== GIVEN DATA ==

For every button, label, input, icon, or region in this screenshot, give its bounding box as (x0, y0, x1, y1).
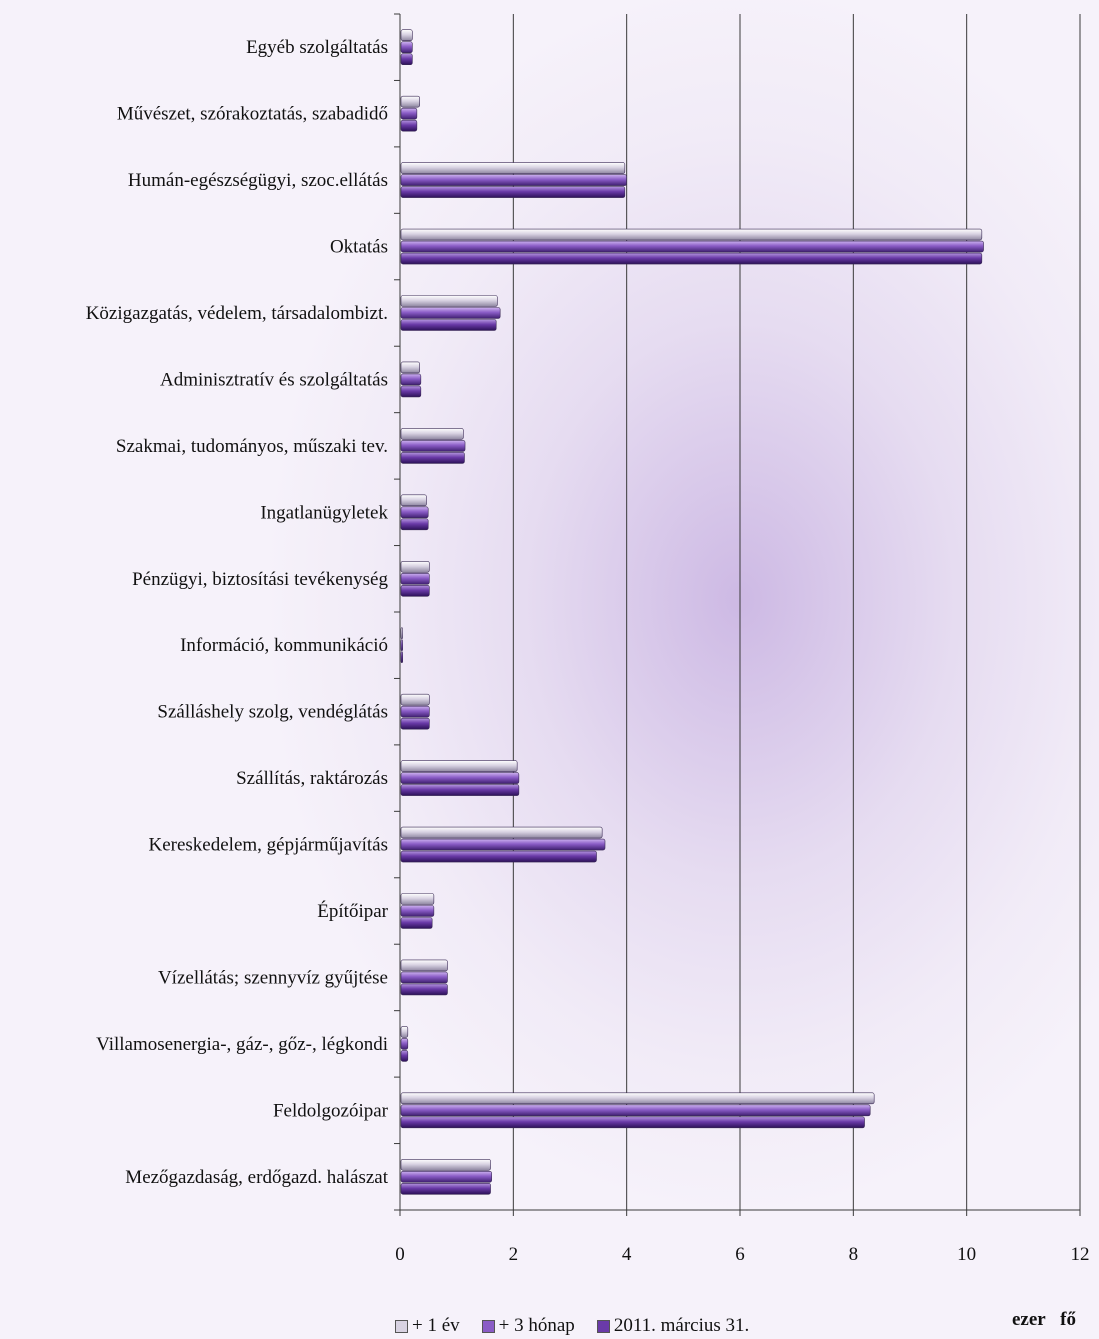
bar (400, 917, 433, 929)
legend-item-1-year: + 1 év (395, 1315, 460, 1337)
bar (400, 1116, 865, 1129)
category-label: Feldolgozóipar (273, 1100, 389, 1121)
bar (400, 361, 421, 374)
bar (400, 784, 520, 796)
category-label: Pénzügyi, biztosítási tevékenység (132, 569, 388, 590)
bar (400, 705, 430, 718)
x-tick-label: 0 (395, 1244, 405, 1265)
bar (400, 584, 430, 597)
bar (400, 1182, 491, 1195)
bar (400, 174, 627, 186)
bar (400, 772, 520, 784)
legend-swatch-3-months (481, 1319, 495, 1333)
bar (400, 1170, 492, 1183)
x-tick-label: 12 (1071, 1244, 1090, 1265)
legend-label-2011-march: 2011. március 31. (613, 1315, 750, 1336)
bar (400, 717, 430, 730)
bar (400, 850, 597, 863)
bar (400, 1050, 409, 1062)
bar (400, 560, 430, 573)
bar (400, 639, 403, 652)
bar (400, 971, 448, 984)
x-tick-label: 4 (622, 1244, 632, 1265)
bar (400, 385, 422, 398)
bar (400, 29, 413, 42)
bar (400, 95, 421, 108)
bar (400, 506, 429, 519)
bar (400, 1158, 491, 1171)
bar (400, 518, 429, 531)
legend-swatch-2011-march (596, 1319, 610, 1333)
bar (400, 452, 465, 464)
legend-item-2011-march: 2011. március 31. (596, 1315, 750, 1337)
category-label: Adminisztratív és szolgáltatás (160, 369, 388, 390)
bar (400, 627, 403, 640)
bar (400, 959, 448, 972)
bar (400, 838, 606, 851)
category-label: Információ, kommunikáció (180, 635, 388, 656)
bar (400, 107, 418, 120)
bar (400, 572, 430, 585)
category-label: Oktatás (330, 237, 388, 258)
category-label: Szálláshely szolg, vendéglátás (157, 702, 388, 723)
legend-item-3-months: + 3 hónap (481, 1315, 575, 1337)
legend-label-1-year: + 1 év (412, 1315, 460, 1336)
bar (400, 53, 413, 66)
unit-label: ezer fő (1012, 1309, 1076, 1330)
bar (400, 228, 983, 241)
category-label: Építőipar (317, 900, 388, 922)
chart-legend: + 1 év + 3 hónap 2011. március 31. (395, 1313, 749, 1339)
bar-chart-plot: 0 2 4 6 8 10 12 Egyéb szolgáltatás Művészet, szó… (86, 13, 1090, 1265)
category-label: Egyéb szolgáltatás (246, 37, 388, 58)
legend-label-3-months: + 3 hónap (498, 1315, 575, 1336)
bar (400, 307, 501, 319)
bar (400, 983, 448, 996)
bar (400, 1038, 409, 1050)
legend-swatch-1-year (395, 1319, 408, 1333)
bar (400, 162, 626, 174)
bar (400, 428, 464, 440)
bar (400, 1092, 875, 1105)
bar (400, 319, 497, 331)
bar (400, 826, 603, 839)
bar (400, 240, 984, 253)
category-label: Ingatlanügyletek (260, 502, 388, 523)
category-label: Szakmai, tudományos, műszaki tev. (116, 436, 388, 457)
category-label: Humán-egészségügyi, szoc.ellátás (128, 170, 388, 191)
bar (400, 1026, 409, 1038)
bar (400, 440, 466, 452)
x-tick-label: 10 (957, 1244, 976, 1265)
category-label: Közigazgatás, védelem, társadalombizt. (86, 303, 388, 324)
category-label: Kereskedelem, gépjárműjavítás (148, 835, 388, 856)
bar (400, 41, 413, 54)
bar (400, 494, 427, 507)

===

◆ INSTRUCTION
Rewrite the entries above, changing "screenshot" to "image" wherever it appears and keeping everything else the same. Omit the pictures from your answer.

◆ WRITTEN SOLUTION
For every button, label, input, icon, or region in this image, give its bounding box as (x0, y0, x1, y1).
bar (400, 917, 433, 929)
legend-item-1-year: + 1 év (395, 1315, 460, 1337)
bar (400, 1116, 865, 1129)
category-label: Feldolgozóipar (273, 1100, 389, 1121)
bar (400, 361, 421, 374)
bar (400, 784, 520, 796)
category-label: Pénzügyi, biztosítási tevékenység (132, 569, 388, 590)
bar (400, 705, 430, 718)
x-tick-label: 0 (395, 1244, 405, 1265)
bar (400, 584, 430, 597)
bar (400, 1182, 491, 1195)
bar (400, 174, 627, 186)
bar (400, 772, 520, 784)
legend-swatch-3-months (481, 1319, 495, 1333)
bar (400, 1170, 492, 1183)
x-tick-label: 12 (1071, 1244, 1090, 1265)
legend-label-2011-march: 2011. március 31. (613, 1315, 750, 1336)
bar (400, 717, 430, 730)
bar (400, 850, 597, 863)
bar (400, 1050, 409, 1062)
bar (400, 560, 430, 573)
bar (400, 639, 403, 652)
bar (400, 971, 448, 984)
x-tick-label: 4 (622, 1244, 632, 1265)
bar (400, 385, 422, 398)
bar (400, 29, 413, 42)
bar (400, 95, 421, 108)
bar (400, 506, 429, 519)
bar (400, 1158, 491, 1171)
bar (400, 518, 429, 531)
legend-swatch-2011-march (596, 1319, 610, 1333)
bar (400, 452, 465, 464)
legend-item-2011-march: 2011. március 31. (596, 1315, 750, 1337)
category-label: Adminisztratív és szolgáltatás (160, 369, 388, 390)
bar (400, 627, 403, 640)
bar (400, 959, 448, 972)
bar (400, 838, 606, 851)
category-label: Információ, kommunikáció (180, 635, 388, 656)
bar (400, 107, 418, 120)
bar (400, 572, 430, 585)
category-label: Oktatás (330, 237, 388, 258)
category-label: Szálláshely szolg, vendéglátás (157, 702, 388, 723)
legend-item-3-months: + 3 hónap (481, 1315, 575, 1337)
legend-label-1-year: + 1 év (412, 1315, 460, 1336)
bar (400, 53, 413, 66)
unit-label: ezer fő (1012, 1309, 1076, 1330)
bar (400, 228, 983, 241)
category-label: Építőipar (317, 900, 388, 922)
chart-legend: + 1 év + 3 hónap 2011. március 31. (395, 1313, 749, 1339)
bar-chart-plot: 0 2 4 6 8 10 12 Egyéb szolgáltatás Művészet, szó… (86, 13, 1090, 1265)
category-label: Egyéb szolgáltatás (246, 37, 388, 58)
legend-label-3-months: + 3 hónap (498, 1315, 575, 1336)
bar (400, 307, 501, 319)
bar (400, 983, 448, 996)
bar (400, 1038, 409, 1050)
legend-swatch-1-year (395, 1319, 408, 1333)
bar (400, 162, 626, 174)
bar (400, 428, 464, 440)
bar (400, 1092, 875, 1105)
bar (400, 319, 497, 331)
bar (400, 826, 603, 839)
bar (400, 240, 984, 253)
category-label: Ingatlanügyletek (260, 502, 388, 523)
category-label: Szakmai, tudományos, műszaki tev. (116, 436, 388, 457)
category-label: Humán-egészségügyi, szoc.ellátás (128, 170, 388, 191)
bar (400, 1026, 409, 1038)
bar (400, 440, 466, 452)
x-tick-label: 10 (957, 1244, 976, 1265)
category-label: Közigazgatás, védelem, társadalombizt. (86, 303, 388, 324)
category-label: Kereskedelem, gépjárműjavítás (148, 835, 388, 856)
bar (400, 41, 413, 54)
bar (400, 494, 427, 507)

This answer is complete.